### Provided data
::::

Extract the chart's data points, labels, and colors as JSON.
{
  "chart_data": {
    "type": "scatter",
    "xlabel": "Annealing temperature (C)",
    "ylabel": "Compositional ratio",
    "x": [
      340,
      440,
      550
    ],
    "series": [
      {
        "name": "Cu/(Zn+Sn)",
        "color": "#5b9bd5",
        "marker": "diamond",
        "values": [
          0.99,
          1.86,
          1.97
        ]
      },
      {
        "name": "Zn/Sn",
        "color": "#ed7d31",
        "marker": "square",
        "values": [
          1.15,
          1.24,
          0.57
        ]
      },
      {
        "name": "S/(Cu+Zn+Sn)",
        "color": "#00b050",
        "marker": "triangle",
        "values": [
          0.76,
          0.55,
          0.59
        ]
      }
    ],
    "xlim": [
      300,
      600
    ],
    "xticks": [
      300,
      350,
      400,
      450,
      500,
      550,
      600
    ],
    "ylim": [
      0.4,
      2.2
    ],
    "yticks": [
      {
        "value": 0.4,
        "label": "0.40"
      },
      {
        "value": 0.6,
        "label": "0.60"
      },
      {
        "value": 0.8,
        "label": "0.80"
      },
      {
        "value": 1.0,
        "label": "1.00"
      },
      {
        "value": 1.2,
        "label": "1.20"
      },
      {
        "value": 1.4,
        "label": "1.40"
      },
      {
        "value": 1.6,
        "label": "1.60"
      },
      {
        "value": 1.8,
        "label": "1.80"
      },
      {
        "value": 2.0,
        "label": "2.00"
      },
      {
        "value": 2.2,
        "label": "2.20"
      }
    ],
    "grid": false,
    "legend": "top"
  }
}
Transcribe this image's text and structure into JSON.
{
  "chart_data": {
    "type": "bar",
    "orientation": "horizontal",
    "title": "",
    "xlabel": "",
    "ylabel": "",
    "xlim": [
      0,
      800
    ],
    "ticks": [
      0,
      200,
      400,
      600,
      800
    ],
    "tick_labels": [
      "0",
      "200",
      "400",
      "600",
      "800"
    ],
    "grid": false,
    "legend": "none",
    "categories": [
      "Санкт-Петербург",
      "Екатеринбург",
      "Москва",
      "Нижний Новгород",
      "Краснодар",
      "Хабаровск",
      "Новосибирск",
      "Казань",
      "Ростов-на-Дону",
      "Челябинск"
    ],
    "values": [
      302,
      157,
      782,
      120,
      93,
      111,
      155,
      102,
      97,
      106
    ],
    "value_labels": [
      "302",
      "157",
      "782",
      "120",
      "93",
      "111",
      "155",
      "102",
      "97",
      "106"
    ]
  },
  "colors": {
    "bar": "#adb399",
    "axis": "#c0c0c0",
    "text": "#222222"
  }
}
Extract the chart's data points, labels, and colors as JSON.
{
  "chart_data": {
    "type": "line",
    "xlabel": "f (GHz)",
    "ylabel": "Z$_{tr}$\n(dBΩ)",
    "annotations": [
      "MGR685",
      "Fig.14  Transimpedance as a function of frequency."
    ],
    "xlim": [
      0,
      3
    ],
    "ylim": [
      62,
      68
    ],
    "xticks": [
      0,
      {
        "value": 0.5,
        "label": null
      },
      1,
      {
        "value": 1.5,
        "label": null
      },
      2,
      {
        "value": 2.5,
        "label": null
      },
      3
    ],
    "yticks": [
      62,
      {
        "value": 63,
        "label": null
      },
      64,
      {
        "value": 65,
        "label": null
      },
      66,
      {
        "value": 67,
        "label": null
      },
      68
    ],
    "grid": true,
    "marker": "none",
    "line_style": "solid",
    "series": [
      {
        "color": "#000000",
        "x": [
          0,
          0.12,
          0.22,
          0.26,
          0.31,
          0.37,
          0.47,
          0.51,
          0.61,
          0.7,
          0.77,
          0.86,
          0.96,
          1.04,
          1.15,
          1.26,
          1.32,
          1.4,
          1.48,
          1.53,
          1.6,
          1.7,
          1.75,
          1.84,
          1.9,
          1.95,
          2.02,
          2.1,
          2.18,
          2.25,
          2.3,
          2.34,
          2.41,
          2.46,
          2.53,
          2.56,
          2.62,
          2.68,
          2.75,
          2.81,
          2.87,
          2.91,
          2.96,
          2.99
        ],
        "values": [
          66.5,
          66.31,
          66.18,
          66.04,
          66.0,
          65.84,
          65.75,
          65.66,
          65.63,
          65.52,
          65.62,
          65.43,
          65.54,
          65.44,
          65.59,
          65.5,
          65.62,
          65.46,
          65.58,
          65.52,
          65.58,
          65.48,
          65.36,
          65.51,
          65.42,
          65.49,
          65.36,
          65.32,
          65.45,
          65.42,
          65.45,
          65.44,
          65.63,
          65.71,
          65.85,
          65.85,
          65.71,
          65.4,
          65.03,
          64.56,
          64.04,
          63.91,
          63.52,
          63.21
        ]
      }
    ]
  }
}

::::

Return the listing above in full, character for character.

Extract the chart's data points, labels, and colors as JSON.
{
  "chart_data": {
    "type": "scatter",
    "xlabel": "Annealing temperature (C)",
    "ylabel": "Compositional ratio",
    "x": [
      340,
      440,
      550
    ],
    "series": [
      {
        "name": "Cu/(Zn+Sn)",
        "color": "#5b9bd5",
        "marker": "diamond",
        "values": [
          0.99,
          1.86,
          1.97
        ]
      },
      {
        "name": "Zn/Sn",
        "color": "#ed7d31",
        "marker": "square",
        "values": [
          1.15,
          1.24,
          0.57
        ]
      },
      {
        "name": "S/(Cu+Zn+Sn)",
        "color": "#00b050",
        "marker": "triangle",
        "values": [
          0.76,
          0.55,
          0.59
        ]
      }
    ],
    "xlim": [
      300,
      600
    ],
    "xticks": [
      300,
      350,
      400,
      450,
      500,
      550,
      600
    ],
    "ylim": [
      0.4,
      2.2
    ],
    "yticks": [
      {
        "value": 0.4,
        "label": "0.40"
      },
      {
        "value": 0.6,
        "label": "0.60"
      },
      {
        "value": 0.8,
        "label": "0.80"
      },
      {
        "value": 1.0,
        "label": "1.00"
      },
      {
        "value": 1.2,
        "label": "1.20"
      },
      {
        "value": 1.4,
        "label": "1.40"
      },
      {
        "value": 1.6,
        "label": "1.60"
      },
      {
        "value": 1.8,
        "label": "1.80"
      },
      {
        "value": 2.0,
        "label": "2.00"
      },
      {
        "value": 2.2,
        "label": "2.20"
      }
    ],
    "grid": false,
    "legend": "top"
  }
}
Transcribe this image's text and structure into JSON.
{
  "chart_data": {
    "type": "bar",
    "orientation": "horizontal",
    "title": "",
    "xlabel": "",
    "ylabel": "",
    "xlim": [
      0,
      800
    ],
    "ticks": [
      0,
      200,
      400,
      600,
      800
    ],
    "tick_labels": [
      "0",
      "200",
      "400",
      "600",
      "800"
    ],
    "grid": false,
    "legend": "none",
    "categories": [
      "Санкт-Петербург",
      "Екатеринбург",
      "Москва",
      "Нижний Новгород",
      "Краснодар",
      "Хабаровск",
      "Новосибирск",
      "Казань",
      "Ростов-на-Дону",
      "Челябинск"
    ],
    "values": [
      302,
      157,
      782,
      120,
      93,
      111,
      155,
      102,
      97,
      106
    ],
    "value_labels": [
      "302",
      "157",
      "782",
      "120",
      "93",
      "111",
      "155",
      "102",
      "97",
      "106"
    ]
  },
  "colors": {
    "bar": "#adb399",
    "axis": "#c0c0c0",
    "text": "#222222"
  }
}
Extract the chart's data points, labels, and colors as JSON.
{
  "chart_data": {
    "type": "line",
    "xlabel": "f (GHz)",
    "ylabel": "Z$_{tr}$\n(dBΩ)",
    "annotations": [
      "MGR685",
      "Fig.14  Transimpedance as a function of frequency."
    ],
    "xlim": [
      0,
      3
    ],
    "ylim": [
      62,
      68
    ],
    "xticks": [
      0,
      {
        "value": 0.5,
        "label": null
      },
      1,
      {
        "value": 1.5,
        "label": null
      },
      2,
      {
        "value": 2.5,
        "label": null
      },
      3
    ],
    "yticks": [
      62,
      {
        "value": 63,
        "label": null
      },
      64,
      {
        "value": 65,
        "label": null
      },
      66,
      {
        "value": 67,
        "label": null
      },
      68
    ],
    "grid": true,
    "marker": "none",
    "line_style": "solid",
    "series": [
      {
        "color": "#000000",
        "x": [
          0,
          0.12,
          0.22,
          0.26,
          0.31,
          0.37,
          0.47,
          0.51,
          0.61,
          0.7,
          0.77,
          0.86,
          0.96,
          1.04,
          1.15,
          1.26,
          1.32,
          1.4,
          1.48,
          1.53,
          1.6,
          1.7,
          1.75,
          1.84,
          1.9,
          1.95,
          2.02,
          2.1,
          2.18,
          2.25,
          2.3,
          2.34,
          2.41,
          2.46,
          2.53,
          2.56,
          2.62,
          2.68,
          2.75,
          2.81,
          2.87,
          2.91,
          2.96,
          2.99
        ],
        "values": [
          66.5,
          66.31,
          66.18,
          66.04,
          66.0,
          65.84,
          65.75,
          65.66,
          65.63,
          65.52,
          65.62,
          65.43,
          65.54,
          65.44,
          65.59,
          65.5,
          65.62,
          65.46,
          65.58,
          65.52,
          65.58,
          65.48,
          65.36,
          65.51,
          65.42,
          65.49,
          65.36,
          65.32,
          65.45,
          65.42,
          65.45,
          65.44,
          65.63,
          65.71,
          65.85,
          65.85,
          65.71,
          65.4,
          65.03,
          64.56,
          64.04,
          63.91,
          63.52,
          63.21
        ]
      }
    ]
  }
}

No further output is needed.